— start —
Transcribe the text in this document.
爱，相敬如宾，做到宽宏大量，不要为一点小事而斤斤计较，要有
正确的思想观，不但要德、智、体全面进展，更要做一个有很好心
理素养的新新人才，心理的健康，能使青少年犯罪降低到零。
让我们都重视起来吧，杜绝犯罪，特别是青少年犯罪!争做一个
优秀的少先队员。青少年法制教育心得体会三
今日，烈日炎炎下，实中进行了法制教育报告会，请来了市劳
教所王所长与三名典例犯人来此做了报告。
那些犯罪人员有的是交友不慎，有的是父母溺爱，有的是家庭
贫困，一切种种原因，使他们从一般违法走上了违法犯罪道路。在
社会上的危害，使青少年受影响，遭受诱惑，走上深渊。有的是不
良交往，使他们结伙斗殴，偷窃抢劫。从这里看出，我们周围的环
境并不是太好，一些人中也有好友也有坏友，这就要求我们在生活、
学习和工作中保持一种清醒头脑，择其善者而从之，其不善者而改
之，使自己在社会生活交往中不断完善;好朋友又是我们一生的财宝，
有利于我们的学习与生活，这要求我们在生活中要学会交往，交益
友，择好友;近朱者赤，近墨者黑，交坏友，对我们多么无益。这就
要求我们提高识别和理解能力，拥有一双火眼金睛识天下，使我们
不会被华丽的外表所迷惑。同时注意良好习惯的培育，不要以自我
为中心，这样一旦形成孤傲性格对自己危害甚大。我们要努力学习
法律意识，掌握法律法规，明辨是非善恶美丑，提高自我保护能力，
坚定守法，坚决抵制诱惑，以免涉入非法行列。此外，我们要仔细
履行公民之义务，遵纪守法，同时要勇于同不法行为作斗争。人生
— end —
- [EXERCISE GOAL]: Reproduce the records above exactly as they appear.

- [EXPECTED OUTPUT]:
Transcribe the text in this document.
爱，相敬如宾，做到宽宏大量，不要为一点小事而斤斤计较，要有
正确的思想观，不但要德、智、体全面进展，更要做一个有很好心
理素养的新新人才，心理的健康，能使青少年犯罪降低到零。
让我们都重视起来吧，杜绝犯罪，特别是青少年犯罪!争做一个
优秀的少先队员。青少年法制教育心得体会三
今日，烈日炎炎下，实中进行了法制教育报告会，请来了市劳
教所王所长与三名典例犯人来此做了报告。
那些犯罪人员有的是交友不慎，有的是父母溺爱，有的是家庭
贫困，一切种种原因，使他们从一般违法走上了违法犯罪道路。在
社会上的危害，使青少年受影响，遭受诱惑，走上深渊。有的是不
良交往，使他们结伙斗殴，偷窃抢劫。从这里看出，我们周围的环
境并不是太好，一些人中也有好友也有坏友，这就要求我们在生活、
学习和工作中保持一种清醒头脑，择其善者而从之，其不善者而改
之，使自己在社会生活交往中不断完善;好朋友又是我们一生的财宝，
有利于我们的学习与生活，这要求我们在生活中要学会交往，交益
友，择好友;近朱者赤，近墨者黑，交坏友，对我们多么无益。这就
要求我们提高识别和理解能力，拥有一双火眼金睛识天下，使我们
不会被华丽的外表所迷惑。同时注意良好习惯的培育，不要以自我
为中心，这样一旦形成孤傲性格对自己危害甚大。我们要努力学习
法律意识，掌握法律法规，明辨是非善恶美丑，提高自我保护能力，
坚定守法，坚决抵制诱惑，以免涉入非法行列。此外，我们要仔细
履行公民之义务，遵纪守法，同时要勇于同不法行为作斗争。人生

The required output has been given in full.